■ Aim
In the listing below, locate the lines that hold the string "this". Copy those lines.

■ Material provided
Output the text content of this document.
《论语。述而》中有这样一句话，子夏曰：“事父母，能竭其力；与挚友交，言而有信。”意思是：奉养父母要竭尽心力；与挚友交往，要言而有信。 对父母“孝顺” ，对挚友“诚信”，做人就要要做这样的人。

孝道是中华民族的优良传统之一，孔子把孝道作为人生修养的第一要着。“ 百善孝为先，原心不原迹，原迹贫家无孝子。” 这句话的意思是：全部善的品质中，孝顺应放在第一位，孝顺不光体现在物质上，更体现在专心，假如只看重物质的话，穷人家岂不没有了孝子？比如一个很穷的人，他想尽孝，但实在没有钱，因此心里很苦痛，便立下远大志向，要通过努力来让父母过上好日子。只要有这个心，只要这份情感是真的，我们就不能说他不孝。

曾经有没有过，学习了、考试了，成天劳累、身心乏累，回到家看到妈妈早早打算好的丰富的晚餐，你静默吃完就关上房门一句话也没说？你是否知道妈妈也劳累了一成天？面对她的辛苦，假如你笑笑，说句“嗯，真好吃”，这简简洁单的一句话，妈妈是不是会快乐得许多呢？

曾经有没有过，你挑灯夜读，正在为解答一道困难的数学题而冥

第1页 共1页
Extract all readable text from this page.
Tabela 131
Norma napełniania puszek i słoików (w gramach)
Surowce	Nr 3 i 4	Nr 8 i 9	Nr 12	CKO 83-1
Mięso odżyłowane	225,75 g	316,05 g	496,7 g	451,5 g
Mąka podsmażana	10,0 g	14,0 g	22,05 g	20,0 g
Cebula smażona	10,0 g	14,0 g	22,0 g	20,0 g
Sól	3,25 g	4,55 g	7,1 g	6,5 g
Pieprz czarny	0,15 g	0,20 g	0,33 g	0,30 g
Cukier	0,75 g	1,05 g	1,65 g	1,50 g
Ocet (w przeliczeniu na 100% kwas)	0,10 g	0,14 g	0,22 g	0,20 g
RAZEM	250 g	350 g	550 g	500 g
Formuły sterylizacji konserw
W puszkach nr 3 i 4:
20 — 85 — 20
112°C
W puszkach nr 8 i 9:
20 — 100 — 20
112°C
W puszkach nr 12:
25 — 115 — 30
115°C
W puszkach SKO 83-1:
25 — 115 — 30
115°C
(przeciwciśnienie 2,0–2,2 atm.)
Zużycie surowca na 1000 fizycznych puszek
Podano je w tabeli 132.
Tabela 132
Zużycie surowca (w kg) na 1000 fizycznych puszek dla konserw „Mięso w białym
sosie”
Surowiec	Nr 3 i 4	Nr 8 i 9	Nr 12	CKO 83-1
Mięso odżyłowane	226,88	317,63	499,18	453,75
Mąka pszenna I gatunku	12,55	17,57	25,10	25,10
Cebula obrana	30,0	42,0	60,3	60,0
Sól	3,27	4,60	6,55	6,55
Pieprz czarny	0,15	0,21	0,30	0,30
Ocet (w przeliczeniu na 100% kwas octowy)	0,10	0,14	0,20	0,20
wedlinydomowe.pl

■ Output of the exercise
Output the text content of this document.
Extract all readable text from this page.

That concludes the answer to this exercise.